» WHAT NEEDS TO BE DONE
Quote the lines below word for word, leaving out the picture.
= = = = = = =
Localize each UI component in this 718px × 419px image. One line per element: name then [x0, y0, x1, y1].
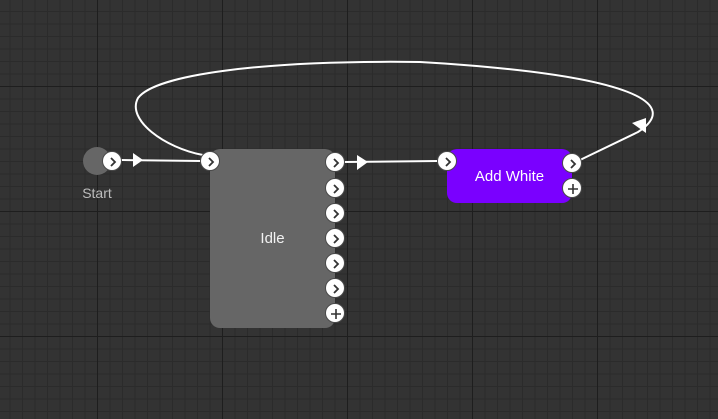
chevron-right-icon: [333, 158, 340, 168]
wire-start-to-idle: [120, 159, 202, 162]
wire-add-white-loop: [134, 60, 654, 161]
plus-icon: [331, 309, 341, 319]
chevron-right-icon: [333, 234, 340, 244]
chevron-right-icon: [333, 209, 340, 219]
chevron-right-icon: [333, 259, 340, 269]
chevron-right-icon: [570, 159, 577, 169]
chevron-right-icon: [445, 157, 452, 167]
start-output-port[interactable]: [102, 151, 122, 171]
plus-icon: [568, 184, 578, 194]
add-white-output-port-1[interactable]: [562, 153, 582, 173]
idle-output-port-5[interactable]: [325, 253, 345, 273]
idle-output-port-1[interactable]: [325, 152, 345, 172]
chevron-right-icon: [333, 284, 340, 294]
add-white-input-port[interactable]: [437, 151, 457, 171]
chevron-right-icon: [333, 184, 340, 194]
wire-idle-arrowhead-icon: [357, 155, 368, 170]
idle-output-port-6[interactable]: [325, 278, 345, 298]
idle-add-port[interactable]: [325, 303, 345, 323]
wire-start-arrowhead-icon: [133, 153, 143, 167]
start-label: Start: [82, 185, 112, 201]
graph-canvas[interactable]: Start Idle Add White: [0, 0, 718, 419]
idle-input-port[interactable]: [200, 151, 220, 171]
chevron-right-icon: [110, 157, 117, 167]
idle-output-port-3[interactable]: [325, 203, 345, 223]
connection-wires: [120, 60, 654, 170]
node-idle-label: Idle: [260, 230, 285, 247]
wire-loop-arrowhead-icon: [632, 118, 646, 133]
idle-output-port-2[interactable]: [325, 178, 345, 198]
node-add-white[interactable]: Add White: [447, 149, 572, 203]
idle-output-port-4[interactable]: [325, 228, 345, 248]
node-idle[interactable]: Idle: [210, 149, 335, 328]
add-white-add-port[interactable]: [562, 178, 582, 198]
node-add-white-label: Add White: [474, 167, 545, 185]
wire-idle-to-add-white: [343, 160, 439, 163]
chevron-right-icon: [208, 157, 215, 167]
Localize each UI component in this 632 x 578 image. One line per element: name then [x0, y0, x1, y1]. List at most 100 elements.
= = = = = = =
» RESPONSE TO THE EXERCISE
Localize each UI component in this 718px × 419px image. One line per element: name then [x0, y0, x1, y1].
chevron-right-icon: [333, 158, 340, 168]
wire-start-to-idle: [120, 159, 202, 162]
wire-add-white-loop: [134, 60, 654, 161]
plus-icon: [331, 309, 341, 319]
chevron-right-icon: [333, 234, 340, 244]
chevron-right-icon: [333, 209, 340, 219]
chevron-right-icon: [333, 259, 340, 269]
chevron-right-icon: [570, 159, 577, 169]
chevron-right-icon: [445, 157, 452, 167]
start-output-port[interactable]: [102, 151, 122, 171]
plus-icon: [568, 184, 578, 194]
add-white-output-port-1[interactable]: [562, 153, 582, 173]
idle-output-port-5[interactable]: [325, 253, 345, 273]
idle-output-port-1[interactable]: [325, 152, 345, 172]
chevron-right-icon: [333, 284, 340, 294]
add-white-input-port[interactable]: [437, 151, 457, 171]
chevron-right-icon: [333, 184, 340, 194]
wire-idle-arrowhead-icon: [357, 155, 368, 170]
idle-output-port-6[interactable]: [325, 278, 345, 298]
idle-add-port[interactable]: [325, 303, 345, 323]
wire-start-arrowhead-icon: [133, 153, 143, 167]
start-label: Start: [82, 185, 112, 201]
graph-canvas[interactable]: Start Idle Add White: [0, 0, 718, 419]
idle-input-port[interactable]: [200, 151, 220, 171]
chevron-right-icon: [110, 157, 117, 167]
idle-output-port-3[interactable]: [325, 203, 345, 223]
connection-wires: [120, 60, 654, 170]
node-idle-label: Idle: [260, 230, 285, 247]
wire-loop-arrowhead-icon: [632, 118, 646, 133]
idle-output-port-2[interactable]: [325, 178, 345, 198]
node-add-white[interactable]: Add White: [447, 149, 572, 203]
idle-output-port-4[interactable]: [325, 228, 345, 248]
node-idle[interactable]: Idle: [210, 149, 335, 328]
add-white-add-port[interactable]: [562, 178, 582, 198]
node-add-white-label: Add White: [474, 167, 545, 185]
wire-idle-to-add-white: [343, 160, 439, 163]
chevron-right-icon: [208, 157, 215, 167]
Localize each UI component in this 632 x 578 image. One line per element: name then [x0, y0, x1, y1]. List at most 100 elements.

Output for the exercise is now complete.